_The exercise_:
Each line in the entries below that holds the string "colors" is to be listed.
Start of Provided entries
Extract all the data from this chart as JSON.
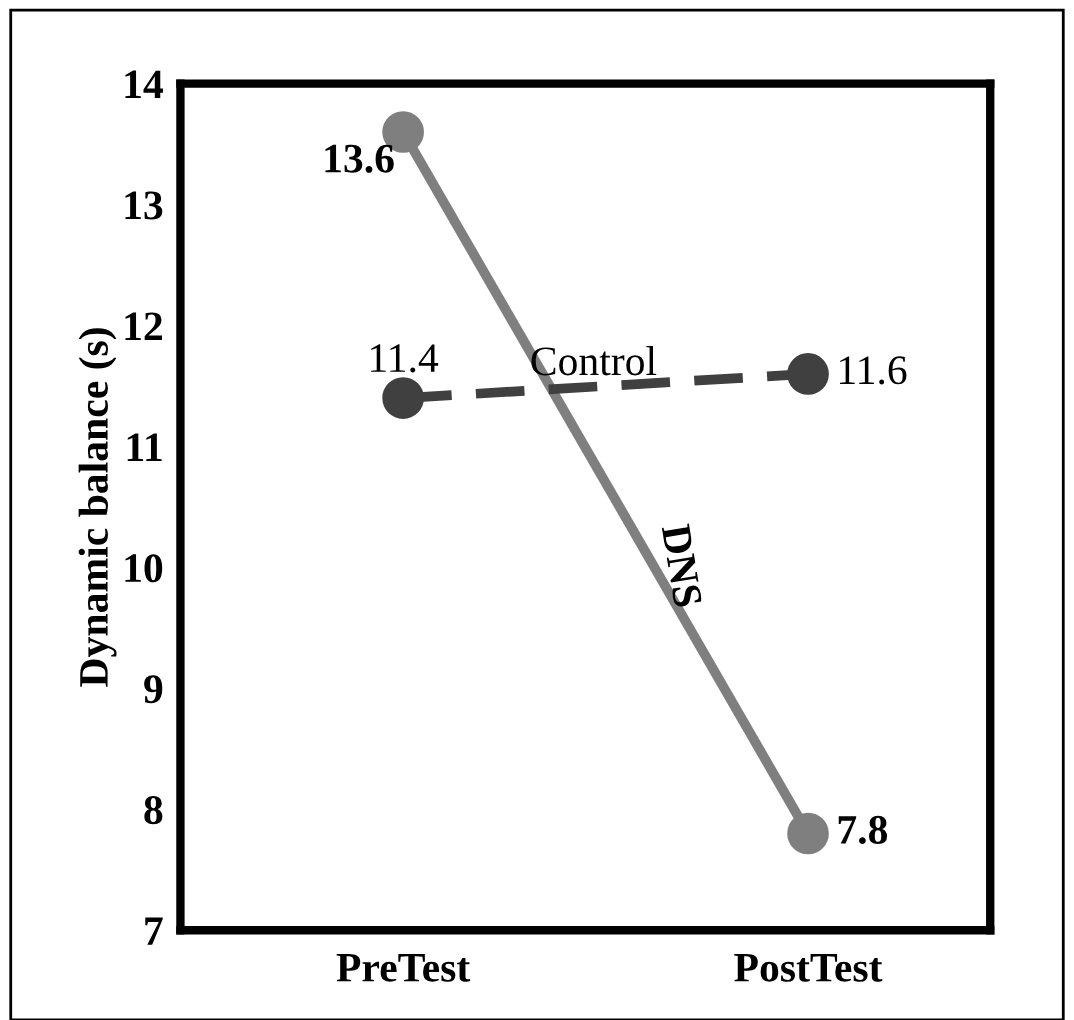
{
  "chart_data": {
    "type": "line",
    "ylabel": "Dynamic balance (s)",
    "categories": [
      "PreTest",
      "PostTest"
    ],
    "ylim": [
      7,
      14
    ],
    "yticks": [
      7,
      8,
      9,
      10,
      11,
      12,
      13,
      14
    ],
    "grid": false,
    "legend": false,
    "marker": "circle",
    "data_labels": true,
    "series": [
      {
        "name": "DNS",
        "color": "#7f7f7f",
        "values": [
          13.6,
          7.8
        ],
        "line_style": "solid"
      },
      {
        "name": "Control",
        "color": "#404040",
        "values": [
          11.4,
          11.6
        ],
        "line_style": "dashed"
      }
    ]
  }
}
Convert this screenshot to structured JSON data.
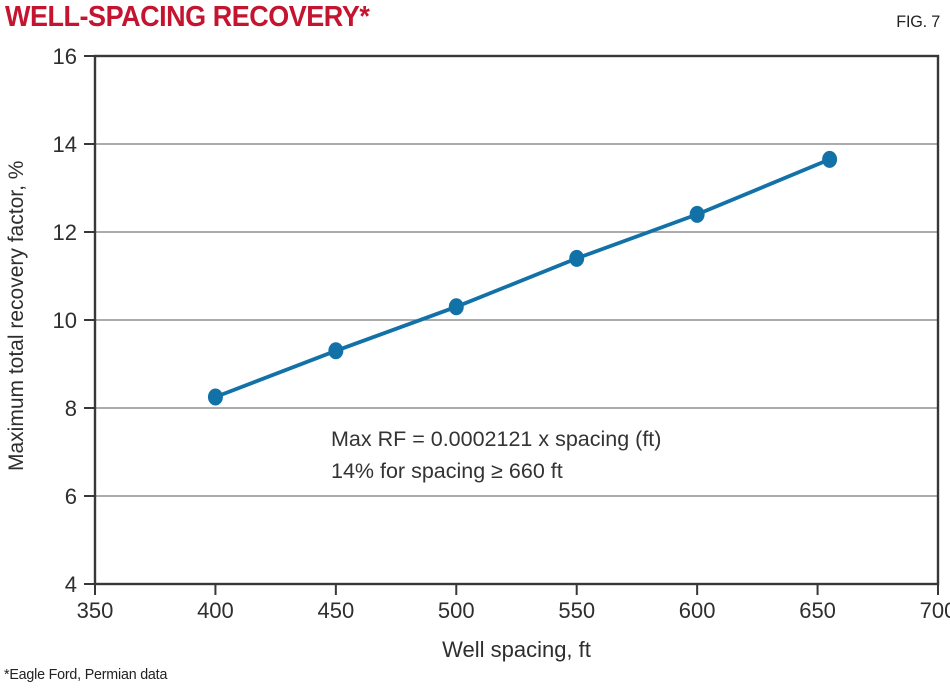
{
  "header": {
    "title": "WELL-SPACING RECOVERY*",
    "fig_label": "FIG. 7"
  },
  "footnote": "*Eagle Ford, Permian data",
  "colors": {
    "title_red": "#c41430",
    "series_blue": "#1272a8",
    "grid_gray": "#909090",
    "axis_dark": "#383838",
    "tick_label": "#2e2e2e"
  },
  "chart_data": {
    "type": "line",
    "title": "WELL-SPACING RECOVERY*",
    "xlabel": "Well spacing, ft",
    "ylabel": "Maximum total recovery factor, %",
    "xlim": [
      350,
      700
    ],
    "ylim": [
      4,
      16
    ],
    "x_ticks": [
      350,
      400,
      450,
      500,
      550,
      600,
      650,
      700
    ],
    "y_ticks": [
      4,
      6,
      8,
      10,
      12,
      14,
      16
    ],
    "grid": "horizontal",
    "legend": "none",
    "series": [
      {
        "name": "Maximum total recovery factor",
        "marker": "circle",
        "color": "#1272a8",
        "x": [
          400,
          450,
          500,
          550,
          600,
          655
        ],
        "y": [
          8.25,
          9.3,
          10.3,
          11.4,
          12.4,
          13.65
        ]
      }
    ],
    "annotation": {
      "line1": "Max RF = 0.0002121 x spacing (ft)",
      "line2": "14% for spacing ≥ 660 ft"
    }
  }
}
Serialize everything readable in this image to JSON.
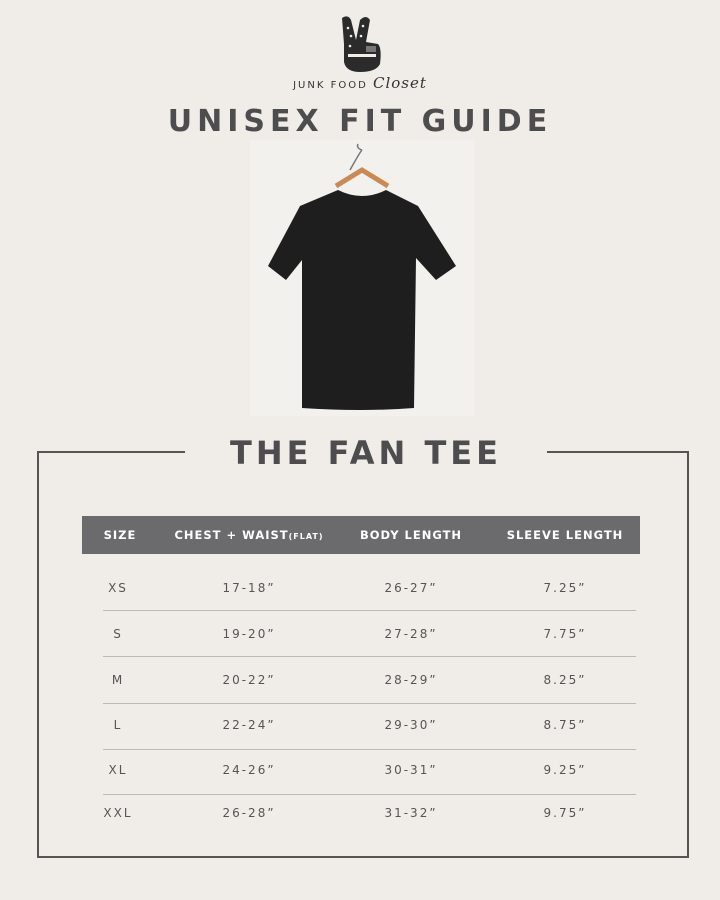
{
  "brand": {
    "name_prefix": "JUNK FOOD",
    "name_script": "Closet",
    "logo_icon": "peace-hand-icon"
  },
  "title": "UNISEX FIT GUIDE",
  "product": {
    "name": "THE FAN TEE",
    "image": "black-tshirt-on-hanger"
  },
  "table": {
    "headers": {
      "size": "SIZE",
      "chest": "CHEST + WAIST",
      "chest_note": "(FLAT)",
      "body": "BODY LENGTH",
      "sleeve": "SLEEVE LENGTH"
    },
    "rows": [
      {
        "size": "XS",
        "chest": "17-18”",
        "body": "26-27”",
        "sleeve": "7.25”"
      },
      {
        "size": "S",
        "chest": "19-20”",
        "body": "27-28”",
        "sleeve": "7.75”"
      },
      {
        "size": "M",
        "chest": "20-22”",
        "body": "28-29”",
        "sleeve": "8.25”"
      },
      {
        "size": "L",
        "chest": "22-24”",
        "body": "29-30”",
        "sleeve": "8.75”"
      },
      {
        "size": "XL",
        "chest": "24-26”",
        "body": "30-31”",
        "sleeve": "9.25”"
      },
      {
        "size": "XXL",
        "chest": "26-28”",
        "body": "31-32”",
        "sleeve": "9.75”"
      }
    ]
  },
  "colors": {
    "background": "#f0ede9",
    "header_bar": "#6b6b6d",
    "heading": "#4d4d4f"
  }
}
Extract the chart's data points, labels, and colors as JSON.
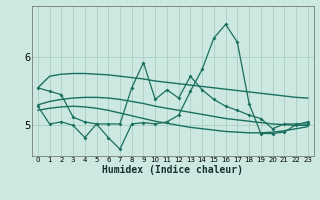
{
  "xlabel": "Humidex (Indice chaleur)",
  "xlim": [
    -0.5,
    23.5
  ],
  "ylim": [
    4.55,
    6.75
  ],
  "yticks": [
    5,
    6
  ],
  "xtick_labels": [
    "0",
    "1",
    "2",
    "3",
    "4",
    "5",
    "6",
    "7",
    "8",
    "9",
    "10",
    "11",
    "12",
    "13",
    "14",
    "15",
    "16",
    "17",
    "18",
    "19",
    "20",
    "21",
    "22",
    "23"
  ],
  "bg_color": "#cce8e0",
  "grid_color": "#aacfc5",
  "line_color": "#1a7060",
  "lines": [
    {
      "x": [
        0,
        1,
        2,
        3,
        4,
        5,
        6,
        7,
        8,
        9,
        10,
        11,
        12,
        13,
        14,
        15,
        16,
        17,
        18,
        19,
        20,
        21,
        22,
        23
      ],
      "y": [
        5.55,
        5.72,
        5.75,
        5.76,
        5.76,
        5.75,
        5.74,
        5.72,
        5.7,
        5.68,
        5.65,
        5.63,
        5.61,
        5.59,
        5.57,
        5.55,
        5.53,
        5.51,
        5.49,
        5.47,
        5.45,
        5.43,
        5.41,
        5.4
      ],
      "marker": false,
      "lw": 1.0
    },
    {
      "x": [
        0,
        1,
        2,
        3,
        4,
        5,
        6,
        7,
        8,
        9,
        10,
        11,
        12,
        13,
        14,
        15,
        16,
        17,
        18,
        19,
        20,
        21,
        22,
        23
      ],
      "y": [
        5.3,
        5.35,
        5.38,
        5.4,
        5.41,
        5.41,
        5.4,
        5.38,
        5.35,
        5.32,
        5.28,
        5.25,
        5.22,
        5.19,
        5.16,
        5.13,
        5.1,
        5.08,
        5.06,
        5.04,
        5.02,
        5.01,
        5.0,
        5.0
      ],
      "marker": false,
      "lw": 1.0
    },
    {
      "x": [
        0,
        1,
        2,
        3,
        4,
        5,
        6,
        7,
        8,
        9,
        10,
        11,
        12,
        13,
        14,
        15,
        16,
        17,
        18,
        19,
        20,
        21,
        22,
        23
      ],
      "y": [
        5.22,
        5.25,
        5.27,
        5.28,
        5.27,
        5.25,
        5.22,
        5.18,
        5.14,
        5.1,
        5.06,
        5.03,
        5.0,
        4.97,
        4.95,
        4.93,
        4.91,
        4.9,
        4.89,
        4.89,
        4.9,
        4.92,
        4.95,
        4.98
      ],
      "marker": false,
      "lw": 1.0
    },
    {
      "x": [
        0,
        1,
        2,
        3,
        4,
        5,
        6,
        7,
        8,
        9,
        10,
        11,
        12,
        13,
        14,
        15,
        16,
        17,
        18,
        19,
        20,
        21,
        22,
        23
      ],
      "y": [
        5.55,
        5.5,
        5.45,
        5.12,
        5.05,
        5.02,
        4.82,
        4.65,
        5.02,
        5.04,
        5.02,
        5.05,
        5.15,
        5.5,
        5.82,
        6.28,
        6.48,
        6.22,
        5.32,
        4.88,
        4.88,
        4.9,
        5.01,
        5.05
      ],
      "marker": true,
      "lw": 0.9
    },
    {
      "x": [
        0,
        1,
        2,
        3,
        4,
        5,
        6,
        7,
        8,
        9,
        10,
        11,
        12,
        13,
        14,
        15,
        16,
        17,
        18,
        19,
        20,
        21,
        22,
        23
      ],
      "y": [
        5.28,
        5.02,
        5.05,
        5.0,
        4.82,
        5.02,
        5.02,
        5.02,
        5.55,
        5.92,
        5.38,
        5.52,
        5.4,
        5.72,
        5.52,
        5.38,
        5.28,
        5.22,
        5.15,
        5.1,
        4.95,
        5.02,
        5.02,
        5.02
      ],
      "marker": true,
      "lw": 0.9
    }
  ]
}
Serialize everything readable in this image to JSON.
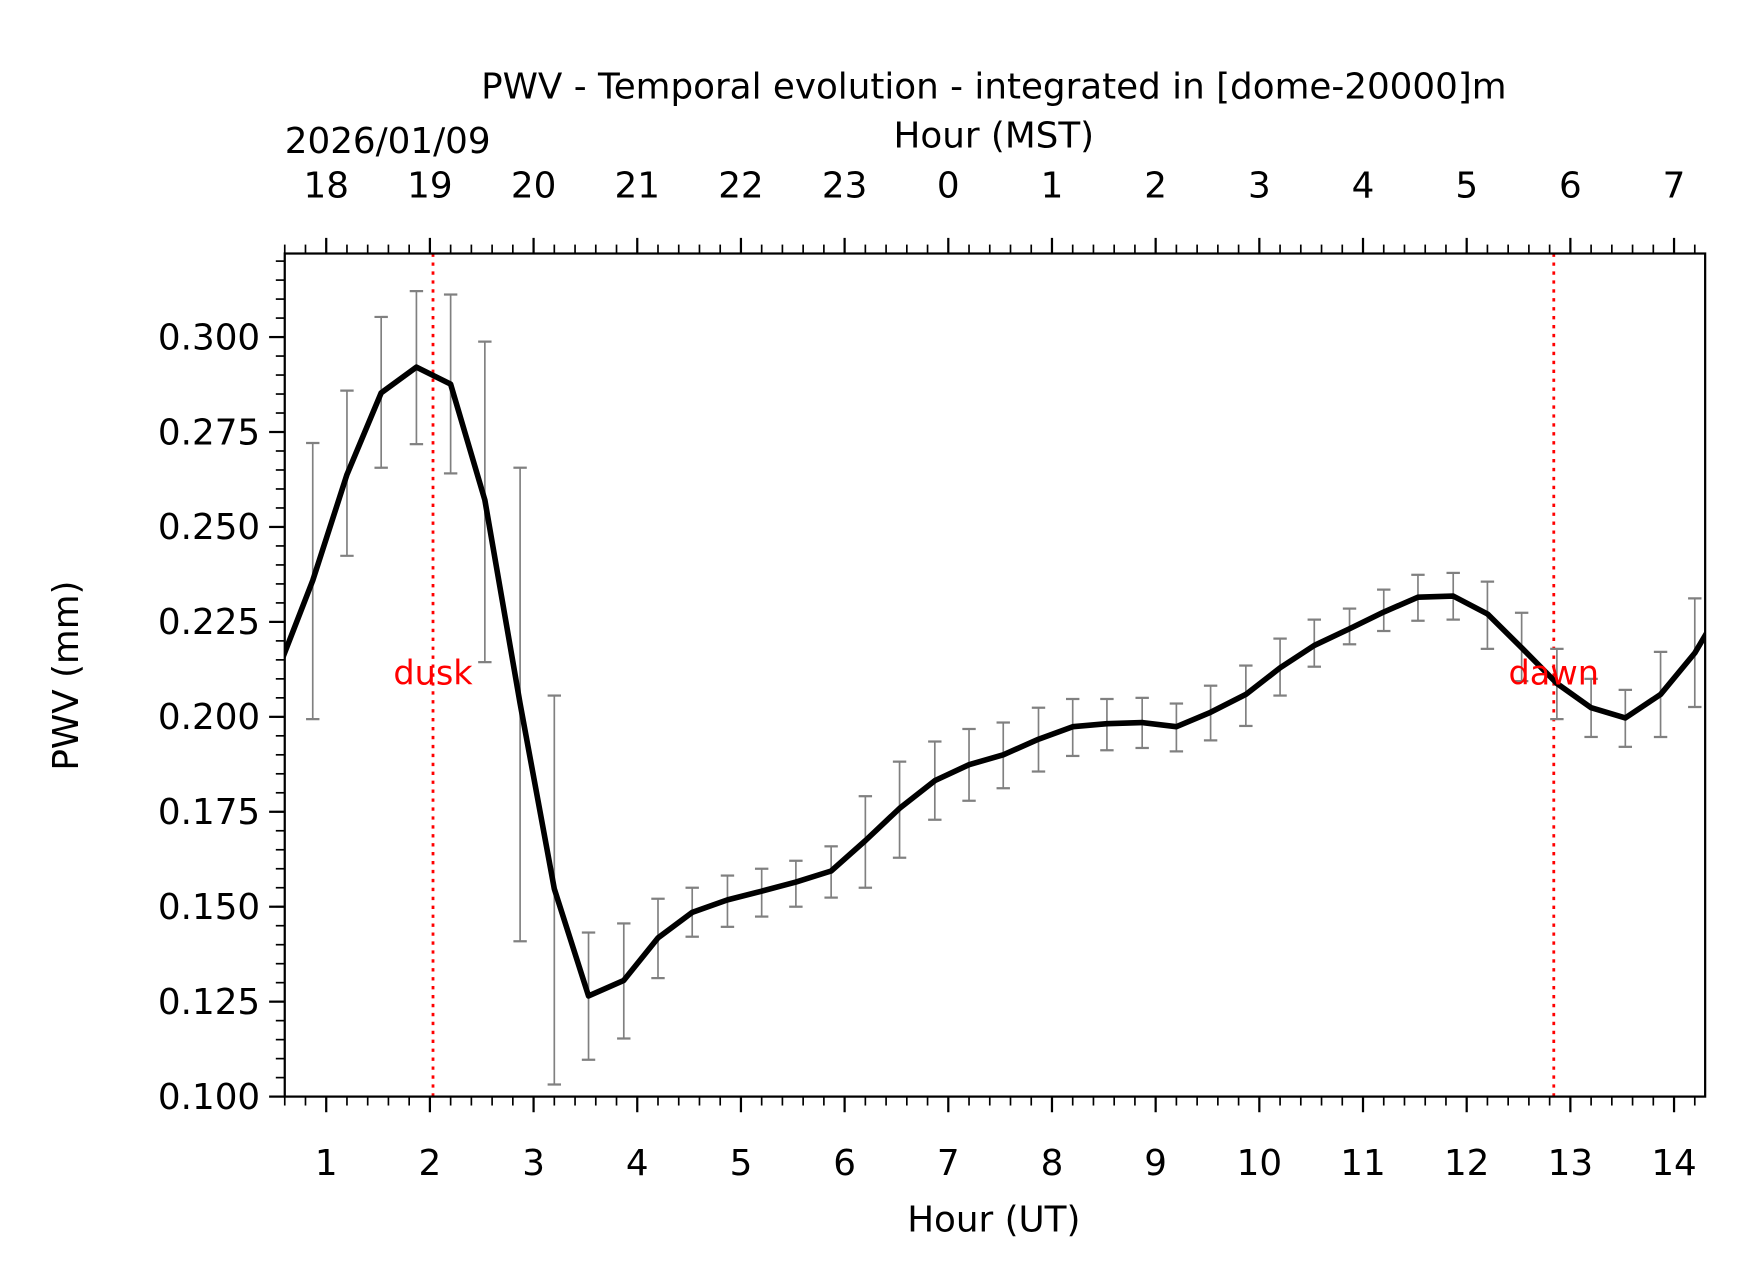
{
  "chart_data": {
    "type": "line",
    "title": "PWV - Temporal evolution - integrated in [dome-20000]m",
    "date_label": "2026/01/09",
    "xlabel": "Hour (UT)",
    "xlabel_top": "Hour (MST)",
    "ylabel": "PWV (mm)",
    "xlim": [
      0.6,
      14.3
    ],
    "ylim": [
      0.1,
      0.322
    ],
    "x_ticks": [
      1,
      2,
      3,
      4,
      5,
      6,
      7,
      8,
      9,
      10,
      11,
      12,
      13,
      14
    ],
    "x_tick_labels": [
      "1",
      "2",
      "3",
      "4",
      "5",
      "6",
      "7",
      "8",
      "9",
      "10",
      "11",
      "12",
      "13",
      "14"
    ],
    "x_top_tick_labels": [
      "18",
      "19",
      "20",
      "21",
      "22",
      "23",
      "0",
      "1",
      "2",
      "3",
      "4",
      "5",
      "6",
      "7"
    ],
    "y_ticks": [
      0.1,
      0.125,
      0.15,
      0.175,
      0.2,
      0.225,
      0.25,
      0.275,
      0.3
    ],
    "y_tick_labels": [
      "0.100",
      "0.125",
      "0.150",
      "0.175",
      "0.200",
      "0.225",
      "0.250",
      "0.275",
      "0.300"
    ],
    "grid": false,
    "colors": {
      "line": "#000000",
      "errorbar": "#808080",
      "markers": "#ff0000"
    },
    "series": [
      {
        "x": [
          0.53,
          0.87,
          1.2,
          1.53,
          1.87,
          2.2,
          2.53,
          2.87,
          3.2,
          3.53,
          3.87,
          4.2,
          4.53,
          4.87,
          5.2,
          5.53,
          5.87,
          6.2,
          6.53,
          6.87,
          7.2,
          7.53,
          7.87,
          8.2,
          8.53,
          8.87,
          9.2,
          9.53,
          9.87,
          10.2,
          10.53,
          10.87,
          11.2,
          11.53,
          11.87,
          12.2,
          12.53,
          12.87,
          13.2,
          13.53,
          13.87,
          14.2,
          14.53
        ],
        "y": [
          0.212,
          0.2359,
          0.2638,
          0.2853,
          0.2921,
          0.2876,
          0.2571,
          0.2035,
          0.1547,
          0.1265,
          0.1306,
          0.1418,
          0.1485,
          0.1518,
          0.1541,
          0.1565,
          0.1594,
          0.1674,
          0.1759,
          0.1832,
          0.1874,
          0.19,
          0.1941,
          0.1974,
          0.1982,
          0.1985,
          0.1974,
          0.2012,
          0.2059,
          0.2129,
          0.2188,
          0.2232,
          0.2276,
          0.2315,
          0.2318,
          0.2271,
          0.2182,
          0.2088,
          0.2024,
          0.1997,
          0.2059,
          0.2168,
          0.232
        ],
        "y_upper": [
          null,
          0.2721,
          0.2859,
          0.3053,
          0.3121,
          0.3112,
          0.2988,
          0.2656,
          0.2056,
          0.1432,
          0.1456,
          0.1521,
          0.155,
          0.1582,
          0.16,
          0.1621,
          0.1659,
          0.1791,
          0.1882,
          0.1935,
          0.1968,
          0.1985,
          0.2024,
          0.2047,
          0.2047,
          0.205,
          0.2035,
          0.2082,
          0.2135,
          0.2206,
          0.2256,
          0.2285,
          0.2335,
          0.2374,
          0.2379,
          0.2356,
          0.2274,
          0.2179,
          0.21,
          0.2071,
          0.2171,
          0.2312,
          null
        ],
        "y_lower": [
          null,
          0.1994,
          0.2424,
          0.2656,
          0.2718,
          0.2641,
          0.2144,
          0.1409,
          0.1032,
          0.1097,
          0.1153,
          0.1312,
          0.1421,
          0.1447,
          0.1474,
          0.15,
          0.1524,
          0.155,
          0.1629,
          0.1729,
          0.1779,
          0.1812,
          0.1856,
          0.1897,
          0.1912,
          0.1918,
          0.1909,
          0.1938,
          0.1976,
          0.2056,
          0.2132,
          0.2191,
          0.2226,
          0.2253,
          0.2256,
          0.2179,
          0.2094,
          0.1994,
          0.1947,
          0.1921,
          0.1947,
          0.2026,
          null
        ]
      }
    ],
    "annotations": [
      {
        "text": "dusk",
        "x": 2.03,
        "y": 0.2115
      },
      {
        "text": "dawn",
        "x": 12.84,
        "y": 0.2115
      }
    ],
    "vlines": [
      {
        "x": 2.03,
        "style": "dotted",
        "color": "#ff0000"
      },
      {
        "x": 12.84,
        "style": "dotted",
        "color": "#ff0000"
      }
    ]
  }
}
End of Provided entries
_Solution to this task_:
  "colors": {
  "colors": {
Extract the chart's data points, labels, and colors as JSON.
    "colors": {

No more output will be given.